**Job A**
Convert the rows, everything from the first one down to the row containing "y-tick-label: -2 <box>15 150 23 159</box>", into a Markdown table with the columns Row and Content. Number each row and leave out blank lines.

#### Selected extract ####

Friday, January 31, 2014
Walking through closets. That is what shopping has become. I leave my house and go to stores filled with more of what I already have at home: coats for every season, rain boots and snow boots, green shoes and black. Shelves full of dishes to add to those already in cupboards. Seasonal knick knacks that look very much like the ones preserved in Rubbermaid containers in my basement. A pink scarf to complement the collection of hand-knit and thrift-store scarves in my dresser drawer. More in the store of what I already possess.
So why am I even in this commercial closet? What is the point? I am not filling any need. No purpose is served. Why then do I come here? Why do so many of us?
I get the fact that people shop to fill a void in their life. I’ve been there. I used to justify clothes shopping with the fact that, as the youngest of six children with three older sisters, I grew up wearing hand-me-downs. I also justified shopping by buying only what was on sale (will we ever figure out that buying something we don’t need at a “great price” is still more expensive than if we hadn’t purchased it at all?).
But shopping to such a degree that we do: why do we think we need five blouses in various patterns instead of one or two that we can wash frequently and re-wear? When did it come about that we think we should have four pairs of jeans instead of one, and eight pairs of shoes instead of two? We all know we don’t really “need” them, but we do think we are entitled to them. We worry that we will somehow look weird if we repeat our outfits at work or school. And although I understand (but don’t condone) this need to fill a void for the secular world, how is it justified for the Christian? How did we get to this place of multiple materialism, this constantly going out for more of the same (or better, newer, flatter, smaller, lighter, prettier)?
My answer is closets.
The previous owners of the first house my husband and I purchased were a married couple with five children. This house was built around 1925, was approximately 1400 square feet and had a tiny kitchen with a small pantry, one and a half bathrooms, an unfinished basement with a washer and dryer, a fairly good-sized master bedroom with a small portico for a crib, two very tiny bedrooms that could barely fit a double bed, and nothing but an unattached shed for a “garage.”
Five children. Do the math: three in one bedroom and two in another. Lets say the children were spread out in age, and the older one moved out. Then we’ve still got two children in each tiny bedroom. With even tinier closets.

#### Data listing ####

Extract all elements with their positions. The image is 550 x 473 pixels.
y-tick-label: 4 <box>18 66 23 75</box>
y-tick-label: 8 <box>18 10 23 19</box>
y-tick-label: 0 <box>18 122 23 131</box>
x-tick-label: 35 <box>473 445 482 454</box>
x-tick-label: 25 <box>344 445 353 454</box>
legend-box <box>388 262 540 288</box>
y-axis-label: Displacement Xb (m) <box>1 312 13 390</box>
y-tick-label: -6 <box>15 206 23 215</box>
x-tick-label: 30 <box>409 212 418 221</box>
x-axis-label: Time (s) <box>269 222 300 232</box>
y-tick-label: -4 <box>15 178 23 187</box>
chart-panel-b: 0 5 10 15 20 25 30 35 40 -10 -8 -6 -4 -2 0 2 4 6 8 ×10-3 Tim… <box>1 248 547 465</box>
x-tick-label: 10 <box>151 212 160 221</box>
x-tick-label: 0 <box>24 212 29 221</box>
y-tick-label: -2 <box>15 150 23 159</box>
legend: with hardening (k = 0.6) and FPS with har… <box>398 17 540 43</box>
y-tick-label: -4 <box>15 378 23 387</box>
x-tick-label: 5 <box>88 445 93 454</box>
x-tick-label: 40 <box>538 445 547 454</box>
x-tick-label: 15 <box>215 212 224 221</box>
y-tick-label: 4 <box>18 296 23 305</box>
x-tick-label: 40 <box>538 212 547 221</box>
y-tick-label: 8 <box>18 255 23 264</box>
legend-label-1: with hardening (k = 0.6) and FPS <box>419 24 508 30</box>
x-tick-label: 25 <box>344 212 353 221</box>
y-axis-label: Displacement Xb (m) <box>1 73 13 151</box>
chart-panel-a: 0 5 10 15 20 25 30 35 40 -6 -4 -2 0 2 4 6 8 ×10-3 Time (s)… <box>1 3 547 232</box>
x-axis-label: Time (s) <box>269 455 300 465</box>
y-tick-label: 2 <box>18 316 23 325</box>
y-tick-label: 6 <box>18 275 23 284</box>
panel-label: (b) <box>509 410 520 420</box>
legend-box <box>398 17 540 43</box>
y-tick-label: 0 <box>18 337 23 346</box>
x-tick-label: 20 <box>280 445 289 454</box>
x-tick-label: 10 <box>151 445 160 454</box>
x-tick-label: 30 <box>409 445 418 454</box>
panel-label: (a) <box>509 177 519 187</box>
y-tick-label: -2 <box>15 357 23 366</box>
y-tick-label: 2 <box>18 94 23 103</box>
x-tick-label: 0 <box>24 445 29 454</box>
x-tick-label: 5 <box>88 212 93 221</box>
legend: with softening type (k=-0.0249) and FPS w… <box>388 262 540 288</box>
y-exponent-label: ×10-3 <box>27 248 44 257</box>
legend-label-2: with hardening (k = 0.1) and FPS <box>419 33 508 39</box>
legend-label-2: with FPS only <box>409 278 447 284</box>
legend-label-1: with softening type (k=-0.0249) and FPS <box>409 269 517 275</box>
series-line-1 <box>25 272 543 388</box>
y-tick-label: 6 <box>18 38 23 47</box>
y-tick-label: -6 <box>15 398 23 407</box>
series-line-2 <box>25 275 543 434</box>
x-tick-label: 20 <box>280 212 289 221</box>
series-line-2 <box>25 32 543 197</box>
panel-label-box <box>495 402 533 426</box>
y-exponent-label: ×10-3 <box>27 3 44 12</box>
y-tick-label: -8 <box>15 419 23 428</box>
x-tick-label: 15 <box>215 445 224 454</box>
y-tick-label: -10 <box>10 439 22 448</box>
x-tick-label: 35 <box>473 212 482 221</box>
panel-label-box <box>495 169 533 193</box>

####

**Job B**
In the essay about closets, approximately how many square feet was the first house the writer purchased?

**Final answer A**
| Row | Content |
|---|---|
| 1 | Extract all elements with their positions. The image is 550 x 473 pixels. |
| 2 | y-tick-label: 4 <box>18 66 23 75</box> |
| 3 | y-tick-label: 8 <box>18 10 23 19</box> |
| 4 | y-tick-label: 0 <box>18 122 23 131</box> |
| 5 | x-tick-label: 35 <box>473 445 482 454</box> |
| 6 | x-tick-label: 25 <box>344 445 353 454</box> |
| 7 | legend-box <box>388 262 540 288</box> |
| 8 | y-axis-label: Displacement Xb (m) <box>1 312 13 390</box> |
| 9 | y-tick-label: -6 <box>15 206 23 215</box> |
| 10 | x-tick-label: 30 <box>409 212 418 221</box> |
| 11 | x-axis-label: Time (s) <box>269 222 300 232</box> |
| 12 | y-tick-label: -4 <box>15 178 23 187</box> |
| 13 | chart-panel-b: 0 5 10 15 20 25 30 35 40 -10 -8 -6 -4 -2 0 2 4 6 8 ×10-3 Tim… <box>1 248 547 465</box> |
| 14 | x-tick-label: 10 <box>151 212 160 221</box> |
| 15 | x-tick-label: 0 <box>24 212 29 221</box> |
| 16 | y-tick-label: -2 <box>15 150 23 159</box> |

**Final answer B**
Approximately 1400 square feet.